Extract each line where the string "habentem" shows up.

-------- Material supplied --------

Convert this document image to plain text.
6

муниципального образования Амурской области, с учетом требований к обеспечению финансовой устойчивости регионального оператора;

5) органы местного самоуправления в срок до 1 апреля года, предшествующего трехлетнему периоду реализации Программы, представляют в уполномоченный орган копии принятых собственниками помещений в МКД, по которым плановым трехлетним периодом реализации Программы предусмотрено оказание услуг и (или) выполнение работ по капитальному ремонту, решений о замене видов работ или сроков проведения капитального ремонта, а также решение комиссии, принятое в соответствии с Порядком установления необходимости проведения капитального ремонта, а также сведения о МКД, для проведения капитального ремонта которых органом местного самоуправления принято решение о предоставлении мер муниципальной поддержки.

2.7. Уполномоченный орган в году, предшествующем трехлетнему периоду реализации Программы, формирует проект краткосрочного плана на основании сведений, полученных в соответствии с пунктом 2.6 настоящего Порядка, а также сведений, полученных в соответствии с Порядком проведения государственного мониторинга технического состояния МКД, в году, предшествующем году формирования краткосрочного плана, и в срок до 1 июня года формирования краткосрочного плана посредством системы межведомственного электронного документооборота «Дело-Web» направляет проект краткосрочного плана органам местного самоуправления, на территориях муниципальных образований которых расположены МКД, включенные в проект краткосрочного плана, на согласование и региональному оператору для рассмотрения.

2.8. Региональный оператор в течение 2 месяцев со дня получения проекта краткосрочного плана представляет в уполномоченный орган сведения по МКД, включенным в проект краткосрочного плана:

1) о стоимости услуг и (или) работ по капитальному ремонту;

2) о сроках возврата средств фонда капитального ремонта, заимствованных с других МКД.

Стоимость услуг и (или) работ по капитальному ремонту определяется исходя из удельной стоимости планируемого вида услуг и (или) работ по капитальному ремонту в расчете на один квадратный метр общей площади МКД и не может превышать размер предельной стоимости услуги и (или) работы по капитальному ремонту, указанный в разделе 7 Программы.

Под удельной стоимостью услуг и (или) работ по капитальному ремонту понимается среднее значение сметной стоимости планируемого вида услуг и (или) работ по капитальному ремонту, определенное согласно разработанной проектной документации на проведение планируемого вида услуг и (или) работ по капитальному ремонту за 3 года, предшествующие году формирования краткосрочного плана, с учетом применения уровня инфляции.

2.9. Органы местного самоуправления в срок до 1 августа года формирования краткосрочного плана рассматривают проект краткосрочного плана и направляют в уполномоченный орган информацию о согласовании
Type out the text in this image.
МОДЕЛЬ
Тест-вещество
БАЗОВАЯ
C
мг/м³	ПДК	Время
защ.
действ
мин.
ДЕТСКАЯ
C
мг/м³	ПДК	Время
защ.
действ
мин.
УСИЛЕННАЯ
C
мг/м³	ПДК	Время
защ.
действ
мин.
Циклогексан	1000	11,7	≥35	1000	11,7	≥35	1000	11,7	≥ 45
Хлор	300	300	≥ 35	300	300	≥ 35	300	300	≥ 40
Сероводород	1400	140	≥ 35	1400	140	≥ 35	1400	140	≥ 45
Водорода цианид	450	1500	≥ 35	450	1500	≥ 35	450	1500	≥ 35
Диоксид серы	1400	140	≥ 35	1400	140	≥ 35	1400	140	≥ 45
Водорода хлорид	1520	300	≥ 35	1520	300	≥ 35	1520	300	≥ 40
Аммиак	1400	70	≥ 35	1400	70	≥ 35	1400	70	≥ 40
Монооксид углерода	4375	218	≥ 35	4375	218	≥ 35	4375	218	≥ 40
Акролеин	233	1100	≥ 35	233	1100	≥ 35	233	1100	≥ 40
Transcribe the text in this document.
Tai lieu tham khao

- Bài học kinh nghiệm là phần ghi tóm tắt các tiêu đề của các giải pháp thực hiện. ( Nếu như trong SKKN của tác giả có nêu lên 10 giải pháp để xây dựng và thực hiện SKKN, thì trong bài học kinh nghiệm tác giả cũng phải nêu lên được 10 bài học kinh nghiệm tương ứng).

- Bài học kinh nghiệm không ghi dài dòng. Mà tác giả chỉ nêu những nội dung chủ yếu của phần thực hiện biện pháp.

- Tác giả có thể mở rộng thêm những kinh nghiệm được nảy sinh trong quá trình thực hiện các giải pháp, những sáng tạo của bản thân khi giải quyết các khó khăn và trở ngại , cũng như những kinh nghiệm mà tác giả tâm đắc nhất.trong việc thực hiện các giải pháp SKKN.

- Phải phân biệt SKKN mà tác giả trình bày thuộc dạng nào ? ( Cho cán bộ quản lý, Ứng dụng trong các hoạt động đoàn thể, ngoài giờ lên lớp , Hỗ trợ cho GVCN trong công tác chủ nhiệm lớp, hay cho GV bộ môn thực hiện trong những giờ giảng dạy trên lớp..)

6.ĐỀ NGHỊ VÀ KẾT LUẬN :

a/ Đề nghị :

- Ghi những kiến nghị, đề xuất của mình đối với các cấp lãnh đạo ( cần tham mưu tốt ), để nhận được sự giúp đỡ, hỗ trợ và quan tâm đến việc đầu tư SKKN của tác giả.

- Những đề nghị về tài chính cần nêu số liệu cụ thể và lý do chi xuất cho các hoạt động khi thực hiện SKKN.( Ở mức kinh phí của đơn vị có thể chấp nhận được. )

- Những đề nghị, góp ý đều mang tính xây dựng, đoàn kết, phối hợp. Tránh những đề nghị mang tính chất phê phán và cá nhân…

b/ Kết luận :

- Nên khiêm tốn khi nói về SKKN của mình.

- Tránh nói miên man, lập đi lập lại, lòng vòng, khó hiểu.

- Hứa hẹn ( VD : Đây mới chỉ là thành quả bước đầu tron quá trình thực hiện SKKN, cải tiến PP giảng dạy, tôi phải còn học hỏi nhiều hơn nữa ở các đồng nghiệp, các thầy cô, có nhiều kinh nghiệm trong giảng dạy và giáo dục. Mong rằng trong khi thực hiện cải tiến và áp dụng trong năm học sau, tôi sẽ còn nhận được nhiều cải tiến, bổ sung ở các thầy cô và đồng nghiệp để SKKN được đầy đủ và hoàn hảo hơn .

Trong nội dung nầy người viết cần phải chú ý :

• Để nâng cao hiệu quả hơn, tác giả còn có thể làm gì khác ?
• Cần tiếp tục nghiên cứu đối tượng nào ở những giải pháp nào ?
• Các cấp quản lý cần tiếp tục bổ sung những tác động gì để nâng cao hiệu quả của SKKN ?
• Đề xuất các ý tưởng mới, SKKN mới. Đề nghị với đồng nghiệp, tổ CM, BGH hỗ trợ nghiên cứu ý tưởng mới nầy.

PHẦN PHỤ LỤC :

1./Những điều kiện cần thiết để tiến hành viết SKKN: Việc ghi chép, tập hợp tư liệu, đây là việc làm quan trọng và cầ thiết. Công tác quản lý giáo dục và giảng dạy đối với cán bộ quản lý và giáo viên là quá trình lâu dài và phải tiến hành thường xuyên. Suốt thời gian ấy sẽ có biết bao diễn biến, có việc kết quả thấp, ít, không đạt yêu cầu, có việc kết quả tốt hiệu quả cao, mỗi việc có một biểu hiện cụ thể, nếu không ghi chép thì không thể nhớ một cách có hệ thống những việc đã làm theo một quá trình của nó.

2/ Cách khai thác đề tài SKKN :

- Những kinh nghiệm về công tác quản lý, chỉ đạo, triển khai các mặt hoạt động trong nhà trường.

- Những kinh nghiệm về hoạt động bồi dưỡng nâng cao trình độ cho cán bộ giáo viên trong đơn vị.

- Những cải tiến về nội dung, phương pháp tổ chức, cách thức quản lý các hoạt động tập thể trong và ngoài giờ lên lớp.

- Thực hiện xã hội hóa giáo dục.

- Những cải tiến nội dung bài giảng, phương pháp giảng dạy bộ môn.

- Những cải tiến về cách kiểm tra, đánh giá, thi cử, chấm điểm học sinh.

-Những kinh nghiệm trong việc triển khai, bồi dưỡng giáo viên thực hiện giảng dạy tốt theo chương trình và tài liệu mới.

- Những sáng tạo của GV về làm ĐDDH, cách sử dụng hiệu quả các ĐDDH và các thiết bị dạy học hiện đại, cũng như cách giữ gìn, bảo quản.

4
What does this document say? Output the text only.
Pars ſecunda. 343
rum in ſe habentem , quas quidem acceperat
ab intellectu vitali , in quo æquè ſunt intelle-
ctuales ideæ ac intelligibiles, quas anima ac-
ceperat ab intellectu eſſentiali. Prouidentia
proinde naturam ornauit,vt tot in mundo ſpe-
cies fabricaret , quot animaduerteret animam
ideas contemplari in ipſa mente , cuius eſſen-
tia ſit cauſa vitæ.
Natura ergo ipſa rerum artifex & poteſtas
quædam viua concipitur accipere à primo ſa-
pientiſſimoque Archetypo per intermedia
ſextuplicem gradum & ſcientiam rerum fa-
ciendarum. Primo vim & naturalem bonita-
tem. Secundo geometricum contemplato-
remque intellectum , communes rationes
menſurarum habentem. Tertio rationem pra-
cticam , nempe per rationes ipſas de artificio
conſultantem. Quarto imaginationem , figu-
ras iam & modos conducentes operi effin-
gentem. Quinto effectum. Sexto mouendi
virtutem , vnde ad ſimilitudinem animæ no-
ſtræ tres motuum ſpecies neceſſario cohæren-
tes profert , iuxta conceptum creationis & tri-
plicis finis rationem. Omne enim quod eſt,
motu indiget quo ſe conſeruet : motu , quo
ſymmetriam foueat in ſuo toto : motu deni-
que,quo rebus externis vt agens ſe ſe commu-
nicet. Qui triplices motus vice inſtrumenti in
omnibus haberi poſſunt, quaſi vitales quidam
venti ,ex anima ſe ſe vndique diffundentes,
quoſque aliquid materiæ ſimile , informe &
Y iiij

--------

→ Problem solution:
rum in ſe habentem , quas quidem acceperat
menſurarum habentem. Tertio rationem pra-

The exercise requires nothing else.